◆ WHAT THE EXERCISE ASKS ◆
Some lines of these records may hold the word "this"; state how many, using only the number.

(Excerpts from a figure dataset)
-- -- --

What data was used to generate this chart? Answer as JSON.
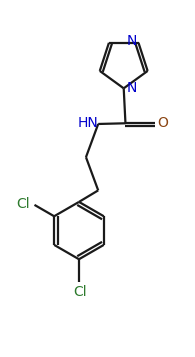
{
  "background_color": "#ffffff",
  "bond_color": "#1a1a1a",
  "N_color": "#0000cc",
  "O_color": "#8B4513",
  "Cl_color": "#2d7a2d",
  "figsize": [
    1.95,
    3.57
  ],
  "dpi": 100,
  "xlim": [
    -0.5,
    5.0
  ],
  "ylim": [
    -4.8,
    4.2
  ]
}
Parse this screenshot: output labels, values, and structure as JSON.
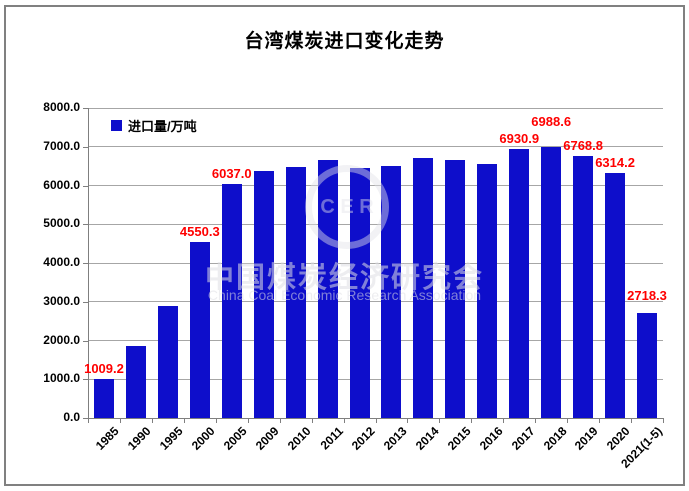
{
  "watermark": {
    "line1": "中国煤炭经济研究会",
    "line2": "China Coal Economic Research Association",
    "emblem": "C E R"
  },
  "colors": {
    "bar": "#0e0ecb",
    "data_label": "#ff0000",
    "grid": "#a6a6a6",
    "axis": "#7f7f7f",
    "frame_border": "#808080"
  },
  "chart_data": {
    "type": "bar",
    "title": "台湾煤炭进口变化走势",
    "ylabel": "进口量/万吨",
    "xlabel": "",
    "ylim": [
      0,
      8000
    ],
    "ytick_step": 1000,
    "ytick_decimals": 1,
    "grid": true,
    "legend_position": "top-left-inside",
    "legend_label": "进口量/万吨",
    "categories": [
      "1985",
      "1990",
      "1995",
      "2000",
      "2005",
      "2009",
      "2010",
      "2011",
      "2012",
      "2013",
      "2014",
      "2015",
      "2016",
      "2017",
      "2018",
      "2019",
      "2020",
      "2021(1-5)"
    ],
    "values": [
      1009.2,
      1860,
      2900,
      4550.3,
      6037.0,
      6380,
      6470,
      6660,
      6440,
      6500,
      6710,
      6660,
      6560,
      6930.9,
      6988.6,
      6768.8,
      6314.2,
      2718.3
    ],
    "data_labels": [
      {
        "category": "1985",
        "text": "1009.2"
      },
      {
        "category": "2000",
        "text": "4550.3"
      },
      {
        "category": "2005",
        "text": "6037.0"
      },
      {
        "category": "2017",
        "text": "6930.9"
      },
      {
        "category": "2018",
        "text": "6988.6",
        "dy": -15
      },
      {
        "category": "2019",
        "text": "6768.8"
      },
      {
        "category": "2020",
        "text": "6314.2"
      },
      {
        "category": "2021(1-5)",
        "text": "2718.3",
        "dy": -7
      }
    ]
  }
}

-- -- --

◆ EXPECTED OUTPUT ◆
2